(Dataset entries)
>> begin
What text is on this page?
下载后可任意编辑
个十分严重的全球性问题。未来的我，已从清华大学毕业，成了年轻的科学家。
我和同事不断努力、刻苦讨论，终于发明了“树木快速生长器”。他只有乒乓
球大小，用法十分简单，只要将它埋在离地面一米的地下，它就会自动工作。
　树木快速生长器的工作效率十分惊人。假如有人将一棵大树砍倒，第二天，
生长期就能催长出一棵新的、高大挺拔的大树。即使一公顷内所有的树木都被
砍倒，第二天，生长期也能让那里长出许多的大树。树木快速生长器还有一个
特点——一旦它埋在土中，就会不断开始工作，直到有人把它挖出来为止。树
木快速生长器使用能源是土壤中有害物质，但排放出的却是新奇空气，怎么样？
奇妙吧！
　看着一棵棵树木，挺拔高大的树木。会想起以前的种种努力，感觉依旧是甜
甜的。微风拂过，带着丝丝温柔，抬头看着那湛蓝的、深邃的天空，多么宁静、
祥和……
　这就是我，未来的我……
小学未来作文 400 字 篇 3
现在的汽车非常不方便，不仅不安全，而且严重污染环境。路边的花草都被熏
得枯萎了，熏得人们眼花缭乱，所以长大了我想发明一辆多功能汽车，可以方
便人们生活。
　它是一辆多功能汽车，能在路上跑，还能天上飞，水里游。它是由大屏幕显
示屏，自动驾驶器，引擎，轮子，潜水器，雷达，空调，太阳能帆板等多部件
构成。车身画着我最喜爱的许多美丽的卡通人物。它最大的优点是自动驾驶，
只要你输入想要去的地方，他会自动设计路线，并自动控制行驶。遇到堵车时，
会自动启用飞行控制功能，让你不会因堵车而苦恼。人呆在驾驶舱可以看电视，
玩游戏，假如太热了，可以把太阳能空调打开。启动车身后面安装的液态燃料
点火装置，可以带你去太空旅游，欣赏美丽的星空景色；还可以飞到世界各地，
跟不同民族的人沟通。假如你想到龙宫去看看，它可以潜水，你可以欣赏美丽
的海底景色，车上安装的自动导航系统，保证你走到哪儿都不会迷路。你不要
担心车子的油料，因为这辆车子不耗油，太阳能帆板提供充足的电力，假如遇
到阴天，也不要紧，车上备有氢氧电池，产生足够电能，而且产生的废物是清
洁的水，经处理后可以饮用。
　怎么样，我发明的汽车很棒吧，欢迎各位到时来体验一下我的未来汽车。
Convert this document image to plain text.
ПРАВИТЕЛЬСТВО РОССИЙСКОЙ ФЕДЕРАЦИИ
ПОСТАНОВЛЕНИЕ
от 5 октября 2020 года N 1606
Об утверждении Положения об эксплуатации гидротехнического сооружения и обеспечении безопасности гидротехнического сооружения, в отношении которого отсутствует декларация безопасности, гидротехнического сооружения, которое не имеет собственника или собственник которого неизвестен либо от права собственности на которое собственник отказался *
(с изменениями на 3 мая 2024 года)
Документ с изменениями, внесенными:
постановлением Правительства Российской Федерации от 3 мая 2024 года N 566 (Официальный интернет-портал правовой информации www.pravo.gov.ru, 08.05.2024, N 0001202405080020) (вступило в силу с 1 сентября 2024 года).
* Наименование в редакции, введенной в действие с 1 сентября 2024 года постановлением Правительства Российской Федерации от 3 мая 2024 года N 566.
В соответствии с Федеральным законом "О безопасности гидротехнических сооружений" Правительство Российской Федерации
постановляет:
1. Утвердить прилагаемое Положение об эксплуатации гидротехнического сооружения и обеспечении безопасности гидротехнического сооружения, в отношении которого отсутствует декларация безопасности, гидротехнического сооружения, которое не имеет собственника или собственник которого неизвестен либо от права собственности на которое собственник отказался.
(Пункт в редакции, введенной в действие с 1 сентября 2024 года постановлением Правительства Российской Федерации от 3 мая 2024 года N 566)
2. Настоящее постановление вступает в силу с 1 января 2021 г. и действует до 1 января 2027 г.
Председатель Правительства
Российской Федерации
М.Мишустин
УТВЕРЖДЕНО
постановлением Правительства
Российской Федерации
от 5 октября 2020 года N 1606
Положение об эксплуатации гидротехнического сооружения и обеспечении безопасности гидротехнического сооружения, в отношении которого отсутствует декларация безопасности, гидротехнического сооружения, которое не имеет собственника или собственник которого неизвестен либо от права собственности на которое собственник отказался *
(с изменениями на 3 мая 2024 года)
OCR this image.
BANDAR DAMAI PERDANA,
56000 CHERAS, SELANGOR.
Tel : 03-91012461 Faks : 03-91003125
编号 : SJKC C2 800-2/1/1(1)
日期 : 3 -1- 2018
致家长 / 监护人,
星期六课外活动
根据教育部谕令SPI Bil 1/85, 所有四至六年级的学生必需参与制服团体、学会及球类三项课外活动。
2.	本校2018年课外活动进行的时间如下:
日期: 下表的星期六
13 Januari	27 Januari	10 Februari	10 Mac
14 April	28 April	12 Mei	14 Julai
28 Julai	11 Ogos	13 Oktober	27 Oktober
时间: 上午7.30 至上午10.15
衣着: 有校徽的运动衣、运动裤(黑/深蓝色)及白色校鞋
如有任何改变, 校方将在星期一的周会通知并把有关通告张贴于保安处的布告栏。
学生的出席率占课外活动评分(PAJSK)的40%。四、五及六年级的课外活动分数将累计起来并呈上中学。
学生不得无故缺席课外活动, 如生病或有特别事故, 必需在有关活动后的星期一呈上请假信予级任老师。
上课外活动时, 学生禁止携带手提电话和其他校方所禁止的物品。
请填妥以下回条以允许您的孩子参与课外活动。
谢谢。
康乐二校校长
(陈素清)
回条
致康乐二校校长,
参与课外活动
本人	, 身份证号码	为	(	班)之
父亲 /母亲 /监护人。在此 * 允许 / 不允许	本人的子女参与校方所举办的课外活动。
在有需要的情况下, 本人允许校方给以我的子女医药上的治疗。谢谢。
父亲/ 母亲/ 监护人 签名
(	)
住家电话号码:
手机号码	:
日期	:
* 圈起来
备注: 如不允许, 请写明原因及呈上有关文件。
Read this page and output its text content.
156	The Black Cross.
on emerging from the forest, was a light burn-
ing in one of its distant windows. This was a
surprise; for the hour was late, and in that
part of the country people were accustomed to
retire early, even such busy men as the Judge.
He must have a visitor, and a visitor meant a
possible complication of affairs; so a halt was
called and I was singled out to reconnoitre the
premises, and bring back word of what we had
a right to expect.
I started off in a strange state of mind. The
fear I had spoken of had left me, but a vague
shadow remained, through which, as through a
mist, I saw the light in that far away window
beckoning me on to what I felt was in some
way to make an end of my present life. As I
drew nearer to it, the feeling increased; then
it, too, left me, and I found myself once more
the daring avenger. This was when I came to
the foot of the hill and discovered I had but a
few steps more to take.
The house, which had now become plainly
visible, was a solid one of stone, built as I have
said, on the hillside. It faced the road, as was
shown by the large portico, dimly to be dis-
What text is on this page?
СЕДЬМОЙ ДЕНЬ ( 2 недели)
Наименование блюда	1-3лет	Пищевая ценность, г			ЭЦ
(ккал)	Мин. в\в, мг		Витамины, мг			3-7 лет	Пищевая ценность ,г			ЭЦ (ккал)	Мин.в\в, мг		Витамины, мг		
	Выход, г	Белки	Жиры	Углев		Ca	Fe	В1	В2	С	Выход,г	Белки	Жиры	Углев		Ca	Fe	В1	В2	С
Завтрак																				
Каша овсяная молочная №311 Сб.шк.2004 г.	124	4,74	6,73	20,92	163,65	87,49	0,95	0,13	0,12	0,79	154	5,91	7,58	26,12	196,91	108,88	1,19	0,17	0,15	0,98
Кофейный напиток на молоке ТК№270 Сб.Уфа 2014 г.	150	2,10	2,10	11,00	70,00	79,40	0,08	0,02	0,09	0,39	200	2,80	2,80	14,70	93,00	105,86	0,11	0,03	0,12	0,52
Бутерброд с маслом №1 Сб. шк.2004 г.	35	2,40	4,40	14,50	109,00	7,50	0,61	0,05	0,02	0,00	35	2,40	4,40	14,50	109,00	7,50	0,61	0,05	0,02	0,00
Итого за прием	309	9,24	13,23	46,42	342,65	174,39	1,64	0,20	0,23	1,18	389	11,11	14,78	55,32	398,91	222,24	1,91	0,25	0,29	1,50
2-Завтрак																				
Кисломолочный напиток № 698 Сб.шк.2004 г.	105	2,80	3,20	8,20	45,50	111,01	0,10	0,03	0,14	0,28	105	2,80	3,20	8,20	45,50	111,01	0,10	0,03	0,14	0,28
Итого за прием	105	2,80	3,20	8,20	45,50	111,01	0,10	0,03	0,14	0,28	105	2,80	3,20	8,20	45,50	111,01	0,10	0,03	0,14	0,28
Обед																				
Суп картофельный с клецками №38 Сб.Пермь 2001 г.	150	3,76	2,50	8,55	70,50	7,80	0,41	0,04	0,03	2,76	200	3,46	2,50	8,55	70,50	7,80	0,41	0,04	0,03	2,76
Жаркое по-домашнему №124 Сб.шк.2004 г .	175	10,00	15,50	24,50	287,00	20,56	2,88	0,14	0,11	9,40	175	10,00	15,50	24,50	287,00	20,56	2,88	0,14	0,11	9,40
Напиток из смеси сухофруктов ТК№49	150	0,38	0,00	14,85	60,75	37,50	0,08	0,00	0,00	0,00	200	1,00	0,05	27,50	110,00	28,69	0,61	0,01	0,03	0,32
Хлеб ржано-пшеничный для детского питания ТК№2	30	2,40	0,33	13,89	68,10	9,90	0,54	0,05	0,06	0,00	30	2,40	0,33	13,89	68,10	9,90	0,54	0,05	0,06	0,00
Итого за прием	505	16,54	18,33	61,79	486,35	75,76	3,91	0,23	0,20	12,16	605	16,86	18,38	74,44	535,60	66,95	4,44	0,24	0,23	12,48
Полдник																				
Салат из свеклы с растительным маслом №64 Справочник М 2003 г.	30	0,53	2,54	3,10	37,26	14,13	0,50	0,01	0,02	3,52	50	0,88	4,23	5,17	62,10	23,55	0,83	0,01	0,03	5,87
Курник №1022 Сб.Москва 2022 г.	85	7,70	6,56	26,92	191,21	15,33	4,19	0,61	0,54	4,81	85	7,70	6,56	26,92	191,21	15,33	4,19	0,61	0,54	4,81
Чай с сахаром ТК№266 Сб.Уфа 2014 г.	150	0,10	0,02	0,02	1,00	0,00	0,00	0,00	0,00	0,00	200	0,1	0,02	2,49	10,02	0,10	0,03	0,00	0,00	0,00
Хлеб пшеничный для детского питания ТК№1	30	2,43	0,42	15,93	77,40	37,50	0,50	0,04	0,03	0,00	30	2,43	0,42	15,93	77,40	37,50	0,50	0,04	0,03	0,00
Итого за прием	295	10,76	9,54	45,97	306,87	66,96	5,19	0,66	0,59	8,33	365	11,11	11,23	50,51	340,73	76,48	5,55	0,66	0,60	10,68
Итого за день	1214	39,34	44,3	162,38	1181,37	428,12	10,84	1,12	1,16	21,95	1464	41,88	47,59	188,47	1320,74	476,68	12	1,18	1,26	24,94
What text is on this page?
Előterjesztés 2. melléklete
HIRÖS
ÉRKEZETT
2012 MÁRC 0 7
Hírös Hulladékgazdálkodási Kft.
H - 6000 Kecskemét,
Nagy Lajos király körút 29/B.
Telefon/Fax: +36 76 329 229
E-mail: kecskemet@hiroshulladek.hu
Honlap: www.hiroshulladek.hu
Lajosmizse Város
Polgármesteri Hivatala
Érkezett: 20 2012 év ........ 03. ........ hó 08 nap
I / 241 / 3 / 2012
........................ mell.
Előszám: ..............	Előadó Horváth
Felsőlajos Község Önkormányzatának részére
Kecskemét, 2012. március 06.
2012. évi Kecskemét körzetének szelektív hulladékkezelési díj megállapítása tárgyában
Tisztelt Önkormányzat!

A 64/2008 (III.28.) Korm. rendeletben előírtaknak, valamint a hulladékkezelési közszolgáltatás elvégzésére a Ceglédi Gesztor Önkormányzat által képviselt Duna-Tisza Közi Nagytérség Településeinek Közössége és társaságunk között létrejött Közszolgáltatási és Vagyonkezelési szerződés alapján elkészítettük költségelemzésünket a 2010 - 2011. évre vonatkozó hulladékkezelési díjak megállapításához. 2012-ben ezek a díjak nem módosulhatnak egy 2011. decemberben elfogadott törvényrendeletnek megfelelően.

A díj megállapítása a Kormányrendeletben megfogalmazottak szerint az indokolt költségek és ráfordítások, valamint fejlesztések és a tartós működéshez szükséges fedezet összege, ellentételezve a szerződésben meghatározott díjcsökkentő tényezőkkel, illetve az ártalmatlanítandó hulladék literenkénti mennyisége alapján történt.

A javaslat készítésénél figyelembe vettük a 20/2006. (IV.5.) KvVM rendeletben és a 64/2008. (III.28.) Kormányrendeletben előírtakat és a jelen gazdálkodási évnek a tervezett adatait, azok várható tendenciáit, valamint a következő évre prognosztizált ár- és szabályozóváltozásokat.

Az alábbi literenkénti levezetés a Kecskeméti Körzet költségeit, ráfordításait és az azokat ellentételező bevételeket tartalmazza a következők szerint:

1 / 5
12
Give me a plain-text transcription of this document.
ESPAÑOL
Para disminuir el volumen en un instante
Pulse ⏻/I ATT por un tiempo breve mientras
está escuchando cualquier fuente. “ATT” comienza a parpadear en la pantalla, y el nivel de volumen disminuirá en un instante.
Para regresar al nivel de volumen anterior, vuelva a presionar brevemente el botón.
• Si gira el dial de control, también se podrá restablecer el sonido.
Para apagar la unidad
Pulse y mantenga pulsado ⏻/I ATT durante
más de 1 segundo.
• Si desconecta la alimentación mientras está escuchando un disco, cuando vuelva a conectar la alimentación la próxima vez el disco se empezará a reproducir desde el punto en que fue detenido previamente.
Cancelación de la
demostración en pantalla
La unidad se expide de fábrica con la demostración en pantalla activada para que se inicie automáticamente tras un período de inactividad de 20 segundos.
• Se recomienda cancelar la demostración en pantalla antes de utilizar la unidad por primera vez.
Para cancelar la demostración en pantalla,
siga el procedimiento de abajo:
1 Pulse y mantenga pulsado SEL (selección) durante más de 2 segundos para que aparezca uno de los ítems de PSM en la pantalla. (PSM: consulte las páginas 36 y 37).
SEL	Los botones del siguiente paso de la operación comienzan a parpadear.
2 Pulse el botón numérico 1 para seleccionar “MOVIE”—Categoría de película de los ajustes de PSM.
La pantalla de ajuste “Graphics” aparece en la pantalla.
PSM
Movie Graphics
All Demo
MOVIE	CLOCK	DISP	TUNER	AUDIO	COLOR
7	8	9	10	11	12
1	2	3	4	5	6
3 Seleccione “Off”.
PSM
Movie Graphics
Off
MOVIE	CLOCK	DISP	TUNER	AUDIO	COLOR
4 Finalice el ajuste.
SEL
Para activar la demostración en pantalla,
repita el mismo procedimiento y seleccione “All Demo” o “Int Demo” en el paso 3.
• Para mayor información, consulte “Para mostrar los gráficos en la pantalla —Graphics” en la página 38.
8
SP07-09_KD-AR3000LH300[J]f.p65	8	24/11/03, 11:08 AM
>> end
### Exercise
Identify every line holding the word "botón" and copy it out.

### Completed task
Para regresar al nivel de volumen anterior, vuelva a presionar brevemente el botón.
2 Pulse el botón numérico 1 para seleccionar “MOVIE”—Categoría de película de los ajustes de PSM.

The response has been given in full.